▶ Descrizione del compito:
Ripeti senza alcuna modifica la parte del materiale che si apre con la riga contenente "- track-v3-label[interactable]: V3: [196, 220, 204, 225]" e si chiude con la riga contenente "- play-icon[interactable]: ▶: [413, 166, 417, 172]", comprese entrambe.

□ □ □ □

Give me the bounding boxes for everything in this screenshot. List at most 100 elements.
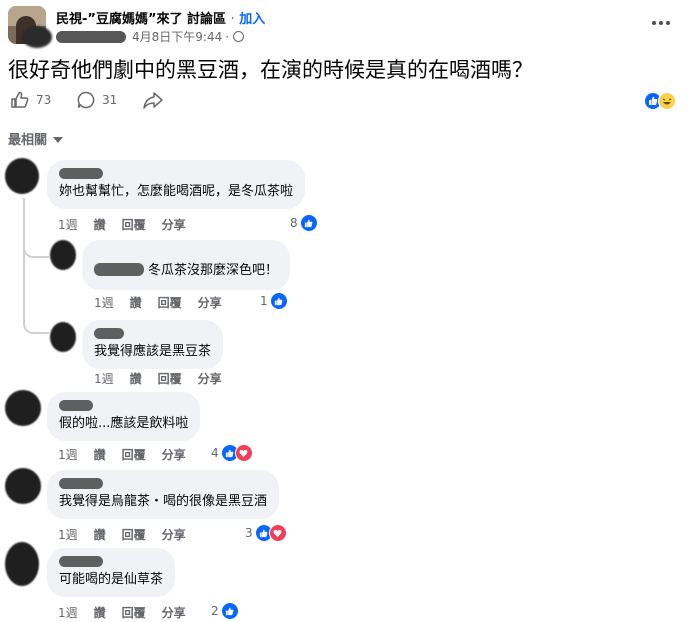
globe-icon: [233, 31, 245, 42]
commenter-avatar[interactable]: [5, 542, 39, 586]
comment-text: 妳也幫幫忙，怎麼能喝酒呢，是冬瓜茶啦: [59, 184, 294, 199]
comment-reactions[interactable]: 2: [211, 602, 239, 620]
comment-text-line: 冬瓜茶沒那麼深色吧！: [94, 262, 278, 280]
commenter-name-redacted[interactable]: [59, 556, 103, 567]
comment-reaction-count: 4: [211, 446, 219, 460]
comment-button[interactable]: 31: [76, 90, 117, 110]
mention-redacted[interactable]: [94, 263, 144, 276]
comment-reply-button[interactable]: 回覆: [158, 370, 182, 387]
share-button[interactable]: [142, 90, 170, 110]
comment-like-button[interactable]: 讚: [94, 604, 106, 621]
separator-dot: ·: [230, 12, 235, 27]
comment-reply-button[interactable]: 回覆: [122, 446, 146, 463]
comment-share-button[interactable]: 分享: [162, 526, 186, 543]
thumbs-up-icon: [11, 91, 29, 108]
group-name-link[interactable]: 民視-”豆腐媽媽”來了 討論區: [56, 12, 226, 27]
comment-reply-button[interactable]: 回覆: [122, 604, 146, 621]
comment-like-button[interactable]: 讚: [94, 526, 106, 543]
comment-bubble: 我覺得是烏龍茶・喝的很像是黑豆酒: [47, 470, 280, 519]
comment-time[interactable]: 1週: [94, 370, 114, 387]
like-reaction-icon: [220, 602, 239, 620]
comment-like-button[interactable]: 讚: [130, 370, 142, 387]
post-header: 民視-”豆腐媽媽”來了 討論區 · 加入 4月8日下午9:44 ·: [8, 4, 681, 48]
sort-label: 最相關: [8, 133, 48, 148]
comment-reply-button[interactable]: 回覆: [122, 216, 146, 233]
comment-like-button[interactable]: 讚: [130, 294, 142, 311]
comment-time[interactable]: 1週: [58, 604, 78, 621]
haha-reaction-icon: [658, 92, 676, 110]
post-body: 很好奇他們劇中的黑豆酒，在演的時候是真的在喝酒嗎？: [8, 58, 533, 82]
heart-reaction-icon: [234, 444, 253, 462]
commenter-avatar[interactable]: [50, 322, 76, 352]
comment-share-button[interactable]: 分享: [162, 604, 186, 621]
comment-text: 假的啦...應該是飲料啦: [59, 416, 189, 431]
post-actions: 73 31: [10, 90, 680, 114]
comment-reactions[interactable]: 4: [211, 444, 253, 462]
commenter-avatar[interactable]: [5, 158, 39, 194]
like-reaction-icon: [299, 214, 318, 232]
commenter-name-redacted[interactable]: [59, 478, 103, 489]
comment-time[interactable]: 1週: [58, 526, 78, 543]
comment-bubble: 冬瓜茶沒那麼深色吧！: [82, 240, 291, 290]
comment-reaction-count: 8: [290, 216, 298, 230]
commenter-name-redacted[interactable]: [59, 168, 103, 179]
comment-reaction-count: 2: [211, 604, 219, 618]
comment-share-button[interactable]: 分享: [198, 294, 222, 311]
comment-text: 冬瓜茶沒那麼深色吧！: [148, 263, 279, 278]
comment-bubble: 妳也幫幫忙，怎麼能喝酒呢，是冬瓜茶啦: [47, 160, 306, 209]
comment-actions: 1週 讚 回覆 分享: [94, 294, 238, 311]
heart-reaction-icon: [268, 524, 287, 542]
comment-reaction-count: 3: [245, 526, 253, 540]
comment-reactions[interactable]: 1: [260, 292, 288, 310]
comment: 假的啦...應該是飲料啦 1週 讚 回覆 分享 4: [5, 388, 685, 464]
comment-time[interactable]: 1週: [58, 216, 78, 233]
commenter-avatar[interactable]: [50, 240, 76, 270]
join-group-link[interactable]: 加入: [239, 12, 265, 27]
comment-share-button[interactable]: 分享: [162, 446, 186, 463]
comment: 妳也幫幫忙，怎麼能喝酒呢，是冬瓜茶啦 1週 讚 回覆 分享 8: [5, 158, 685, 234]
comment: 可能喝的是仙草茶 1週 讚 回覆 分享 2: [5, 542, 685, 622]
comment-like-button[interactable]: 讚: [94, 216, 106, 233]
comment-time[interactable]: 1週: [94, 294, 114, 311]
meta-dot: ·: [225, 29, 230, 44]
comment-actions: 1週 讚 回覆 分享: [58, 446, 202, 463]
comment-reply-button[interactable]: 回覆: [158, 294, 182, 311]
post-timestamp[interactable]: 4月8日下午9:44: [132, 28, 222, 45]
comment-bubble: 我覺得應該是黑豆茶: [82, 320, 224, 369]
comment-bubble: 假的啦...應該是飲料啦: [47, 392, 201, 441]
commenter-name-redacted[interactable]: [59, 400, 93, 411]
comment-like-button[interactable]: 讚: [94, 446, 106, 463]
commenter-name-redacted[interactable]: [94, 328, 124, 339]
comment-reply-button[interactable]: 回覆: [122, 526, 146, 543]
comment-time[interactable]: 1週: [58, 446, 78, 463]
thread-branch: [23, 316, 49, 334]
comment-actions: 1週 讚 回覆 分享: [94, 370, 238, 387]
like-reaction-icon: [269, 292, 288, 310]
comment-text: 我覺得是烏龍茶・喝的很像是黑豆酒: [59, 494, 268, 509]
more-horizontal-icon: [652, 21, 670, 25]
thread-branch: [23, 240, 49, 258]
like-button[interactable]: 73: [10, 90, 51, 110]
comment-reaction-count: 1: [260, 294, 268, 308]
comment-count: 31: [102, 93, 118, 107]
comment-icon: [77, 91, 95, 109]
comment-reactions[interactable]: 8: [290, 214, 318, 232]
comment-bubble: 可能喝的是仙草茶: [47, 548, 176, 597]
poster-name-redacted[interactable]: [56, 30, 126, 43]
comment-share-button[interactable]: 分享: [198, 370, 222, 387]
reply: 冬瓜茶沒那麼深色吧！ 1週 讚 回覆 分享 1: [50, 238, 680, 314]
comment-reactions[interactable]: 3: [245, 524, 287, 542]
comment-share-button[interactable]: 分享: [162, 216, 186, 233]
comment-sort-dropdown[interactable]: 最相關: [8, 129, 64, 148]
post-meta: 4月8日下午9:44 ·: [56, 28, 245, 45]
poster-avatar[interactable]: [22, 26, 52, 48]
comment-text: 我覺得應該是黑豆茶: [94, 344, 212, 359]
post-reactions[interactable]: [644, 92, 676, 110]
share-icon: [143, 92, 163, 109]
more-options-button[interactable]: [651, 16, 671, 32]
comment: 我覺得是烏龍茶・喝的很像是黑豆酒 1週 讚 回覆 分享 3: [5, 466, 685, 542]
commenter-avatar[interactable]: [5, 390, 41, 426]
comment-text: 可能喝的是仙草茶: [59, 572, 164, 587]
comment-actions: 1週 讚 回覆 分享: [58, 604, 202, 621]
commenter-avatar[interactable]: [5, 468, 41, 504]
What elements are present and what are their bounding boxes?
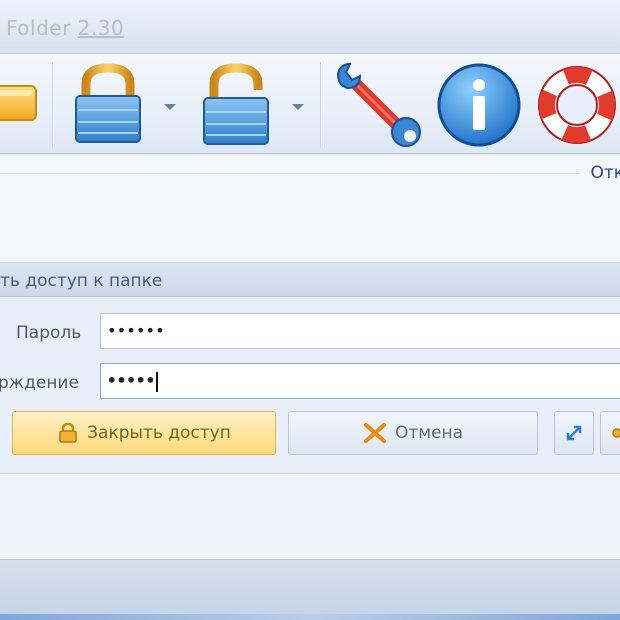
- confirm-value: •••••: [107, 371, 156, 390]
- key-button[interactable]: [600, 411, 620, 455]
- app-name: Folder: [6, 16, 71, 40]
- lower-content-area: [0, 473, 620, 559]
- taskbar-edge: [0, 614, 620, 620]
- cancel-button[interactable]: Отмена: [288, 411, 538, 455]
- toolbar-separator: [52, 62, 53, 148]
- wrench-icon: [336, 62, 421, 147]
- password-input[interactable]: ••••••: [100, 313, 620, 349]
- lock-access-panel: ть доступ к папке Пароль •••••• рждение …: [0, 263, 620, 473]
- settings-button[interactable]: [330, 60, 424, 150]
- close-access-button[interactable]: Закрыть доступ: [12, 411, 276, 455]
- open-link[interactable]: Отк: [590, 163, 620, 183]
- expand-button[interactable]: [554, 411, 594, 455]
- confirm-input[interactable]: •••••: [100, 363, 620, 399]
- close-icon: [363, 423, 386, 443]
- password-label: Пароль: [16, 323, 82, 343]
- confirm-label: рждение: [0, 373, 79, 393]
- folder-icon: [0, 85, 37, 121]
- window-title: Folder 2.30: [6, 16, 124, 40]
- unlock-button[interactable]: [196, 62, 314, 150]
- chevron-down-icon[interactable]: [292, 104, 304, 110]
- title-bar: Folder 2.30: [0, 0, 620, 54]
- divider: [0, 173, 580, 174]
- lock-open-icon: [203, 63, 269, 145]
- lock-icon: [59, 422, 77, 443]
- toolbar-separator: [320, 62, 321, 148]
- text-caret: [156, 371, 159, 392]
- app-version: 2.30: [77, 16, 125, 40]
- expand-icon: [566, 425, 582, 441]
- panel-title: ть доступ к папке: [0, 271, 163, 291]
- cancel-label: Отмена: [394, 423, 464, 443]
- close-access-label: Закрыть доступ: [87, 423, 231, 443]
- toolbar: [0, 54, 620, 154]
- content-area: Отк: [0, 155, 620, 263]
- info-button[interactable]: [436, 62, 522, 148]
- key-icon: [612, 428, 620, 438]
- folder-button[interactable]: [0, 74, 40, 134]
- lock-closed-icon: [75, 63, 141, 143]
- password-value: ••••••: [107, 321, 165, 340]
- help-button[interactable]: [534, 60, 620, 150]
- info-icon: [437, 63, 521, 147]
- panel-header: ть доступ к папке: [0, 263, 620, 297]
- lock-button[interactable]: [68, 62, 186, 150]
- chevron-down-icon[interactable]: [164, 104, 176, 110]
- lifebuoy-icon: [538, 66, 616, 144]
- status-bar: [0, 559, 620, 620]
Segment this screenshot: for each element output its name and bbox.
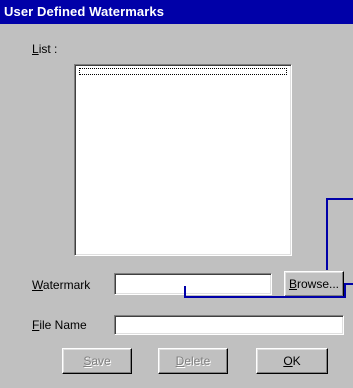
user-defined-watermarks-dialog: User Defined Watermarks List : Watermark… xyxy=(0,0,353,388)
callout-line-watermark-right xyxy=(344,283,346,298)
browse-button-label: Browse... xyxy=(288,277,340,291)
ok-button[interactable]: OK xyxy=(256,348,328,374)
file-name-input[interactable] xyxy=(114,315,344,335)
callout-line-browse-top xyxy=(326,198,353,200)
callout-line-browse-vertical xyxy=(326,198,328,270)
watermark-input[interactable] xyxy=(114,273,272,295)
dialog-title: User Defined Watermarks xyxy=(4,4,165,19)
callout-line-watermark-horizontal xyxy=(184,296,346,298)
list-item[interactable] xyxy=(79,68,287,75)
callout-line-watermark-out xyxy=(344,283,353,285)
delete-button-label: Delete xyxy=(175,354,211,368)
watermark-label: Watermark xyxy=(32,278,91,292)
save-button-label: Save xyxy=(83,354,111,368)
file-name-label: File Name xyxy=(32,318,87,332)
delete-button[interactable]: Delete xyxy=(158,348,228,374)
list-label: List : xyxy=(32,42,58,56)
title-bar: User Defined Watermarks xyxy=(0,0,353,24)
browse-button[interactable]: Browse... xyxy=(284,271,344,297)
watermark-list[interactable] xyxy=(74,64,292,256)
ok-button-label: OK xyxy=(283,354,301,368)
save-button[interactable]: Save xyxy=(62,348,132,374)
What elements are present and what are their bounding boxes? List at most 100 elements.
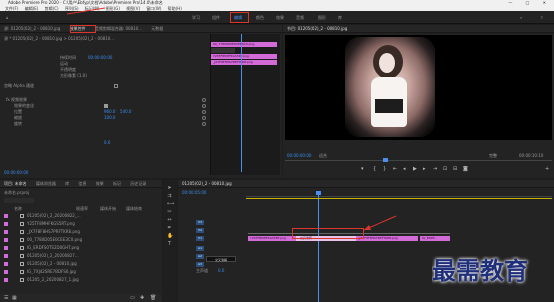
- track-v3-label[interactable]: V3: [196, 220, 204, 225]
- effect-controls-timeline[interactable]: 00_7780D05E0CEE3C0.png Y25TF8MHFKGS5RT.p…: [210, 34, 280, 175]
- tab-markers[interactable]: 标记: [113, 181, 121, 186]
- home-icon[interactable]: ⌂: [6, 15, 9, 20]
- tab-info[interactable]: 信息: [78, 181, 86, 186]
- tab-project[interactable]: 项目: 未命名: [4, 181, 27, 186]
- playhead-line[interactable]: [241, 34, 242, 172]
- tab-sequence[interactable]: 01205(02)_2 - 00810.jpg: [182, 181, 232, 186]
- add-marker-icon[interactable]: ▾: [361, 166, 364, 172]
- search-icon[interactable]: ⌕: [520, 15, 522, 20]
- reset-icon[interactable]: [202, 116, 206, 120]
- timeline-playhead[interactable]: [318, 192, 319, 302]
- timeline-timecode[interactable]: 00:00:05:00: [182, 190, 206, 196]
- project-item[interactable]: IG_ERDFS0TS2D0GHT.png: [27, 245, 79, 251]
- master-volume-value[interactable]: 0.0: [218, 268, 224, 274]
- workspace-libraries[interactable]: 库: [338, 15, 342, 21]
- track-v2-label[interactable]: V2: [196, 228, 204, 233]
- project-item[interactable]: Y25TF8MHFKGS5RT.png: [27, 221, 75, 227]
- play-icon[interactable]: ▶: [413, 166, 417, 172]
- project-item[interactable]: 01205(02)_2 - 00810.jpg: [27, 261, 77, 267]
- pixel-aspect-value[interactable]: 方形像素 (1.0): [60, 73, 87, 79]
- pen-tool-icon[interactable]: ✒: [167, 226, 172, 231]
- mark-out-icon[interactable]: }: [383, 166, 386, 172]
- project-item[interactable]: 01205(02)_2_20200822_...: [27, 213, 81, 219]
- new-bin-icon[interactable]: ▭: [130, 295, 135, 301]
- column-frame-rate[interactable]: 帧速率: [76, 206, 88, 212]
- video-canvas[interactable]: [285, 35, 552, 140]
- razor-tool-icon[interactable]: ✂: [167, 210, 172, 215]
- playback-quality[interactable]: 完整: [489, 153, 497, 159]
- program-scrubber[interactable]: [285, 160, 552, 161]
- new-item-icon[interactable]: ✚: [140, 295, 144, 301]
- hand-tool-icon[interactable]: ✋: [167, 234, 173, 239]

□ □ □ □

▶ Risposta al compito:
- track-v3-label[interactable]: V3: [196, 220, 204, 225]
- effect-controls-timeline[interactable]: 00_7780D05E0CEE3C0.png Y25TF8MHFKGS5RT.p…: [210, 34, 280, 175]
- tab-markers[interactable]: 标记: [113, 181, 121, 186]
- home-icon[interactable]: ⌂: [6, 15, 9, 20]
- tab-info[interactable]: 信息: [78, 181, 86, 186]
- tab-project[interactable]: 项目: 未命名: [4, 181, 27, 186]
- playhead-line[interactable]: [241, 34, 242, 172]
- tab-sequence[interactable]: 01205(02)_2 - 00810.jpg: [182, 181, 232, 186]
- add-marker-icon[interactable]: ▾: [361, 166, 364, 172]
- search-icon[interactable]: ⌕: [520, 15, 522, 20]
- reset-icon[interactable]: [202, 116, 206, 120]
- timeline-playhead[interactable]: [318, 192, 319, 302]
- timeline-timecode[interactable]: 00:00:05:00: [182, 190, 206, 196]
- project-item[interactable]: IG_ERDFS0TS2D0GHT.png: [27, 245, 79, 251]
- master-volume-value[interactable]: 0.0: [218, 268, 224, 274]
- workspace-libraries[interactable]: 库: [338, 15, 342, 21]
- track-v2-label[interactable]: V2: [196, 228, 204, 233]
- project-item[interactable]: Y25TF8MHFKGS5RT.png: [27, 221, 75, 227]
- play-icon[interactable]: ▶: [413, 166, 417, 172]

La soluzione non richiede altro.